— START OF TASK INPUTS —
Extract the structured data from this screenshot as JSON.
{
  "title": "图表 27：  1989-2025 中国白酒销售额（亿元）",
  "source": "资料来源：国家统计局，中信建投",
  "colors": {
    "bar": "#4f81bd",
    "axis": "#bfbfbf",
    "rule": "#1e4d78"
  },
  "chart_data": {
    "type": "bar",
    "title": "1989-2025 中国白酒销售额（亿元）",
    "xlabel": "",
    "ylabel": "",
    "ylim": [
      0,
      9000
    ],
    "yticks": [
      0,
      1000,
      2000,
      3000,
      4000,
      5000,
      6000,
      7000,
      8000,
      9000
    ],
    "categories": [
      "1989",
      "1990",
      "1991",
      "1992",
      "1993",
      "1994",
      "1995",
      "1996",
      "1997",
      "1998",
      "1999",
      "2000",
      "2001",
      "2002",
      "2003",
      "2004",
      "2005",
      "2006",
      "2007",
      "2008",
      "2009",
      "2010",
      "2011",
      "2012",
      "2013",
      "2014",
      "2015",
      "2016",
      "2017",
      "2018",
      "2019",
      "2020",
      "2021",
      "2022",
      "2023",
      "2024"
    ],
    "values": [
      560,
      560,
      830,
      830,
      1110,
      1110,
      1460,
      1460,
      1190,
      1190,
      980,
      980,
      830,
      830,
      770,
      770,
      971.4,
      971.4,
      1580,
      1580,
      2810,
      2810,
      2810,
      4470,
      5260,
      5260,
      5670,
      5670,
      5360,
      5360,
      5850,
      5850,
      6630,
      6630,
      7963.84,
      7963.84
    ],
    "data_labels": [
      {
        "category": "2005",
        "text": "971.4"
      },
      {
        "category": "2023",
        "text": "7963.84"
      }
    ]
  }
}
— END OF TASK INPUTS —
• **STATED TASK**
Print every record exactly as it was given.

• **WORKED ANSWER**
Extract the structured data from this screenshot as JSON.
{
  "title": "图表 27：  1989-2025 中国白酒销售额（亿元）",
  "source": "资料来源：国家统计局，中信建投",
  "colors": {
    "bar": "#4f81bd",
    "axis": "#bfbfbf",
    "rule": "#1e4d78"
  },
  "chart_data": {
    "type": "bar",
    "title": "1989-2025 中国白酒销售额（亿元）",
    "xlabel": "",
    "ylabel": "",
    "ylim": [
      0,
      9000
    ],
    "yticks": [
      0,
      1000,
      2000,
      3000,
      4000,
      5000,
      6000,
      7000,
      8000,
      9000
    ],
    "categories": [
      "1989",
      "1990",
      "1991",
      "1992",
      "1993",
      "1994",
      "1995",
      "1996",
      "1997",
      "1998",
      "1999",
      "2000",
      "2001",
      "2002",
      "2003",
      "2004",
      "2005",
      "2006",
      "2007",
      "2008",
      "2009",
      "2010",
      "2011",
      "2012",
      "2013",
      "2014",
      "2015",
      "2016",
      "2017",
      "2018",
      "2019",
      "2020",
      "2021",
      "2022",
      "2023",
      "2024"
    ],
    "values": [
      560,
      560,
      830,
      830,
      1110,
      1110,
      1460,
      1460,
      1190,
      1190,
      980,
      980,
      830,
      830,
      770,
      770,
      971.4,
      971.4,
      1580,
      1580,
      2810,
      2810,
      2810,
      4470,
      5260,
      5260,
      5670,
      5670,
      5360,
      5360,
      5850,
      5850,
      6630,
      6630,
      7963.84,
      7963.84
    ],
    "data_labels": [
      {
        "category": "2005",
        "text": "971.4"
      },
      {
        "category": "2023",
        "text": "7963.84"
      }
    ]
  }
}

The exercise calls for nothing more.